> _PROBLEM DESCRIPTION_
Copy the data precisely, keeping every character.

= = =

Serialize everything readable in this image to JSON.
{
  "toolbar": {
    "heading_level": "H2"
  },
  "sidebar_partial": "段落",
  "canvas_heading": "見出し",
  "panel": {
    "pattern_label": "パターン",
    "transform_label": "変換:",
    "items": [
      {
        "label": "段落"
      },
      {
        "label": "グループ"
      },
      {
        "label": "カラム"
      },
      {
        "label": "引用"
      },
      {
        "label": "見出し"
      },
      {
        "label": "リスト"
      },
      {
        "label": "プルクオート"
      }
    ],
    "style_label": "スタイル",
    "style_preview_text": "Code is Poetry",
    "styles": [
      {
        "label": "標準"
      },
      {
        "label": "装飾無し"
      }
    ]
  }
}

= = =

> _EXPECTED ANSWER_
Serialize everything readable in this image to JSON.
{
  "toolbar": {
    "heading_level": "H2"
  },
  "sidebar_partial": "段落",
  "canvas_heading": "見出し",
  "panel": {
    "pattern_label": "パターン",
    "transform_label": "変換:",
    "items": [
      {
        "label": "段落"
      },
      {
        "label": "グループ"
      },
      {
        "label": "カラム"
      },
      {
        "label": "引用"
      },
      {
        "label": "見出し"
      },
      {
        "label": "リスト"
      },
      {
        "label": "プルクオート"
      }
    ],
    "style_label": "スタイル",
    "style_preview_text": "Code is Poetry",
    "styles": [
      {
        "label": "標準"
      },
      {
        "label": "装飾無し"
      }
    ]
  }
}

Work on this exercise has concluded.